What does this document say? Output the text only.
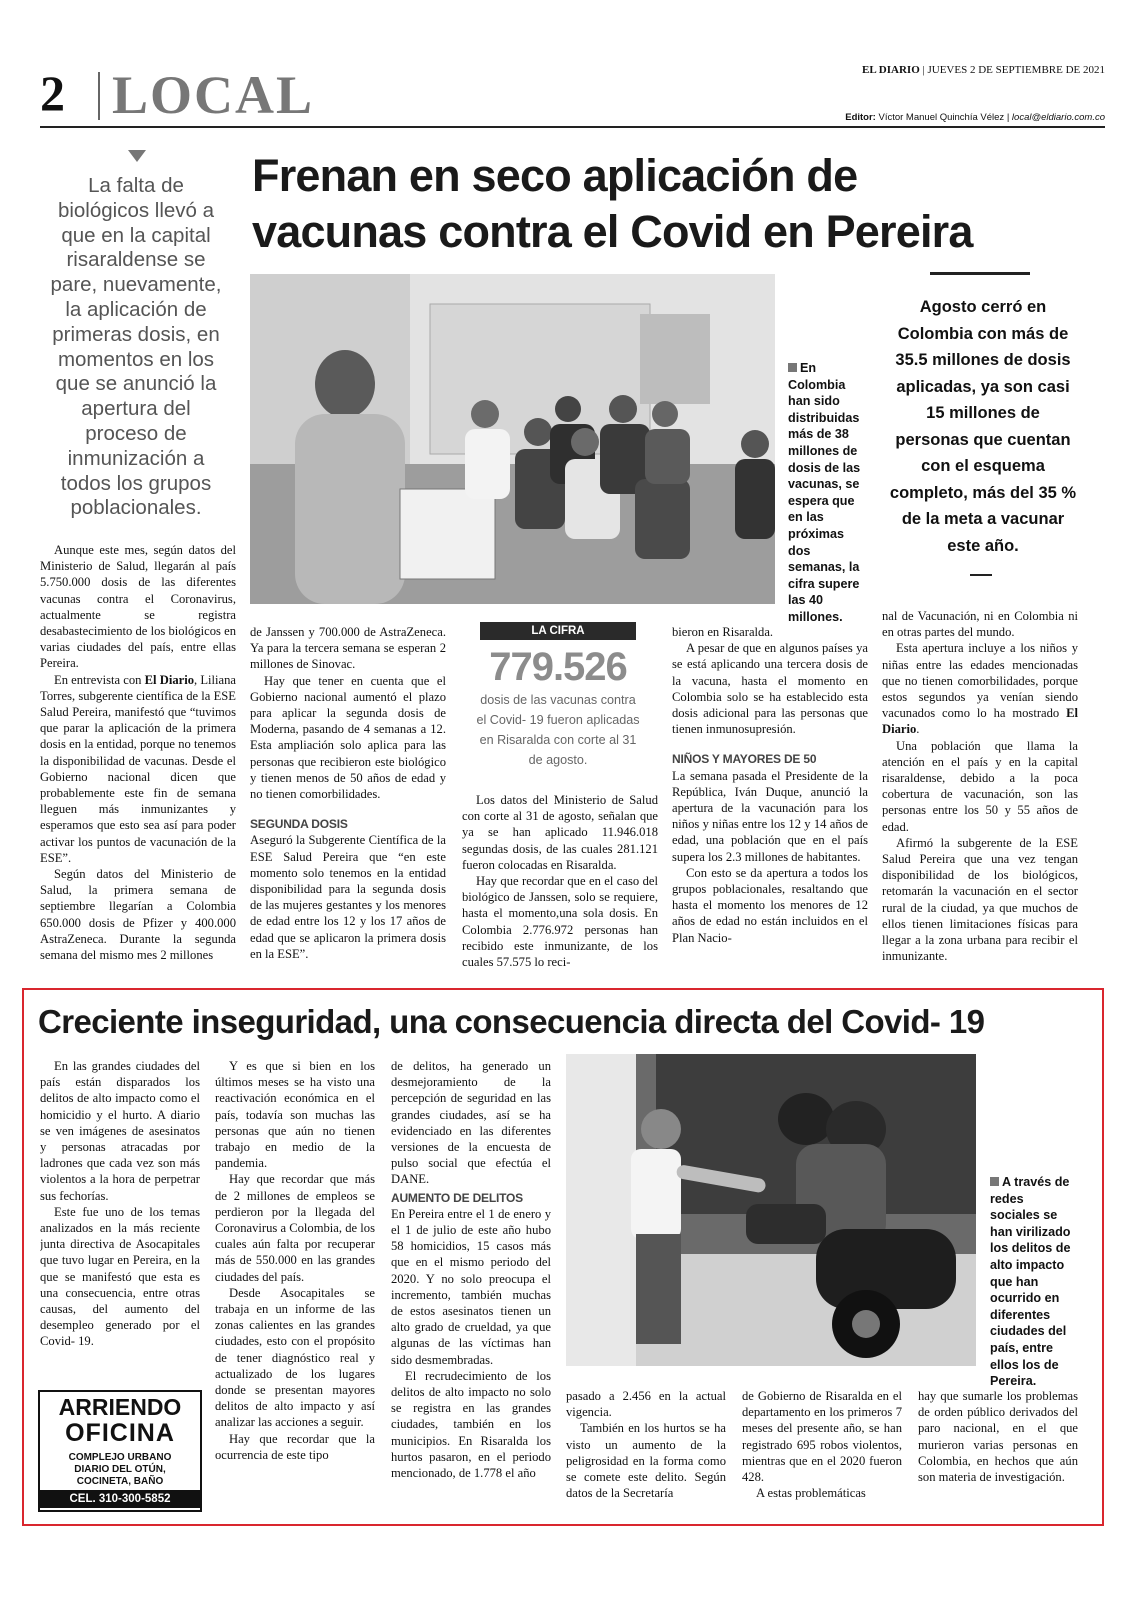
2 LOCAL	EL DIARIO | JUEVES 2 DE SEPTIEMBRE DE 2021
Editor: Víctor Manuel Quinchía Vélez | local@eldiario.com.co
La falta de biológicos llevó a que en la capital risaraldense se pare, nuevamente, la aplicación de primeras dosis, en momentos en los que se anunció la apertura del proceso de inmunización a todos los grupos poblacionales.
Frenan en seco aplicación de
vacunas contra el Covid en Pereira
En Colombia han sido distribuidas más de 38 millones de dosis de las vacunas, se espera que en las próximas dos semanas, la cifra supere las 40 millones.
Agosto cerró en Colombia con más de 35.5 millones de dosis aplicadas, ya son casi 15 millones de personas que cuentan con el esquema completo, más del 35 % de la meta a vacunar este año.

Aunque este mes, según datos del Ministerio de Salud, llegarán al país 5.750.000 dosis de las diferentes vacunas contra el Coronavirus, actualmente se registra desabastecimiento de los biológicos en varias ciudades del país, entre ellas Pereira.

En entrevista con El Diario, Liliana Torres, subgerente científica de la ESE Salud Pereira, manifestó que “tuvimos que parar la aplicación de la primera dosis en la entidad, porque no tenemos la disponibilidad de vacunas. Desde el Gobierno nacional dicen que probablemente este fin de semana lleguen más inmunizantes y esperamos que esto sea así para poder activar los puntos de vacunación de la ESE”.

Según datos del Ministerio de Salud, la primera semana de septiembre llegarían a Colombia 650.000 dosis de Pfizer y 400.000 AstraZeneca. Durante la segunda semana del mismo mes 2 millones

de Janssen y 700.000 de AstraZeneca. Ya para la tercera semana se esperan 2 millones de Sinovac.

Hay que tener en cuenta que el Gobierno nacional aumentó el plazo para aplicar la segunda dosis de Moderna, pasando de 4 semanas a 12. Esta ampliación solo aplica para las personas que recibieron este biológico y tienen menos de 50 años de edad y no tienen comorbilidades.

SEGUNDA DOSIS

Aseguró la Subgerente Científica de la ESE Salud Pereira que “en este momento solo tenemos en la entidad disponibilidad para la segunda dosis de las mujeres gestantes y los menores de edad entre los 12 y los 17 años de edad que se aplicaron la primera dosis en la ESE”.

LA CIFRA
779.526
dosis de las vacunas contra el Covid- 19 fueron aplicadas en Risaralda con corte al 31 de agosto.

Los datos del Ministerio de Salud con corte al 31 de agosto, señalan que ya se han aplicado 11.946.018 segundas dosis, de las cuales 281.121 fueron colocadas en Risaralda.

Hay que recordar que en el caso del biológico de Janssen, solo se requiere, hasta el momento,una sola dosis. En Colombia 2.776.972 personas han recibido este inmunizante, de los cuales 57.575 lo reci-

bieron en Risaralda.

A pesar de que en algunos países ya se está aplicando una tercera dosis de la vacuna, hasta el momento en Colombia solo se ha establecido esta dosis adicional para las personas que tienen inmunosupresión.

NIÑOS Y MAYORES DE 50

La semana pasada el Presidente de la República, Iván Duque, anunció la apertura de la vacunación para los niños y niñas entre los 12 y 14 años de edad, una población que en el país supera los 2.3 millones de habitantes.

Con esto se da apertura a todos los grupos poblacionales, resaltando que hasta el momento los menores de 12 años de edad no están incluidos en el Plan Nacio-

nal de Vacunación, ni en Colombia ni en otras partes del mundo.

Esta apertura incluye a los niños y niñas entre las edades mencionadas que no tienen comorbilidades, porque estos segundos ya venían siendo vacunados como lo ha mostrado El Diario.

Una población que llama la atención en el país y en la capital risaraldense, debido a la poca cobertura de vacunación, son las personas entre los 50 y 55 años de edad.

Afirmó la subgerente de la ESE Salud Pereira que una vez tengan disponibilidad de los biológicos, retomarán la vacunación en el sector rural de la ciudad, ya que muchos de ellos tienen limitaciones físicas para llegar a la zona urbana para recibir el inmunizante.

Creciente inseguridad, una consecuencia directa del Covid- 19

En las grandes ciudades del país están disparados los delitos de alto impacto como el homicidio y el hurto. A diario se ven imágenes de asesinatos y personas atracadas por ladrones que cada vez son más violentos a la hora de perpetrar sus fechorías.

Este fue uno de los temas analizados en la más reciente junta directiva de Asocapitales que tuvo lugar en Pereira, en la que se manifestó que esta es una consecuencia, entre otras causas, del aumento del desempleo generado por el Covid- 19.

Y es que si bien en los últimos meses se ha visto una reactivación económica en el país, todavía son muchas las personas que aún no tienen trabajo en medio de la pandemia.

Hay que recordar que más de 2 millones de empleos se perdieron por la llegada del Coronavirus a Colombia, de los cuales aún falta por recuperar más de 550.000 en las grandes ciudades del país.

Desde Asocapitales se trabaja en un informe de las zonas calientes en las grandes ciudades, esto con el propósito de tener diagnóstico real y actualizado de los lugares donde se presentan mayores delitos de alto impacto y así analizar las acciones a seguir.

Hay que recordar que la ocurrencia de este tipo

de delitos, ha generado un desmejoramiento de la percepción de seguridad en las grandes ciudades, así se ha evidenciado en las diferentes versiones de la encuesta de pulso social que efectúa el DANE.

AUMENTO DE DELITOS

En Pereira entre el 1 de enero y el 1 de julio de este año hubo 58 homicidios, 15 casos más que en el mismo periodo del 2020. Y no solo preocupa el incremento, también muchas de estos asesinatos tienen un alto grado de crueldad, ya que algunas de las víctimas han sido desmembradas.

El recrudecimiento de los delitos de alto impacto no solo se registra en las grandes ciudades, también en los municipios. En Risaralda los hurtos pasaron, en el periodo mencionado, de 1.778 el año

A través de redes sociales se han virilizado los delitos de alto impacto que han ocurrido en diferentes ciudades del país, entre ellos los de Pereira.

pasado a 2.456 en la actual vigencia.

También en los hurtos se ha visto un aumento de la peligrosidad en la forma como se comete este delito. Según datos de la Secretaría

de Gobierno de Risaralda en el departamento en los primeros 7 meses del presente año, se han registrado 695 robos violentos, mientras que en el 2020 fueron 428.

A estas problemáticas

hay que sumarle los problemas de orden público derivados del paro nacional, en el que murieron varias personas en Colombia, en hechos que aún son materia de investigación.

ARRIENDO
OFICINA
COMPLEJO URBANO
DIARIO DEL OTÚN,
COCINETA, BAÑO
CEL. 310-300-5852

============

What is required: Every line in the records above that contains the word "millones" is to be copied out.

Answer section:
En Colombia han sido distribuidas más de 38 millones de dosis de las vacunas, se espera que en las próximas dos semanas, la cifra supere las 40 millones.
Agosto cerró en Colombia con más de 35.5 millones de dosis aplicadas, ya son casi 15 millones de personas que cuentan con el esquema completo, más del 35 % de la meta a vacunar este año.
Según datos del Ministerio de Salud, la primera semana de septiembre llegarían a Colombia 650.000 dosis de Pfizer y 400.000 AstraZeneca. Durante la segunda semana del mismo mes 2 millones
de Janssen y 700.000 de AstraZeneca. Ya para la tercera semana se esperan 2 millones de Sinovac.
La semana pasada el Presidente de la República, Iván Duque, anunció la apertura de la vacunación para los niños y niñas entre los 12 y 14 años de edad, una población que en el país supera los 2.3 millones de habitantes.
Hay que recordar que más de 2 millones de empleos se perdieron por la llegada del Coronavirus a Colombia, de los cuales aún falta por recuperar más de 550.000 en las grandes ciudades del país.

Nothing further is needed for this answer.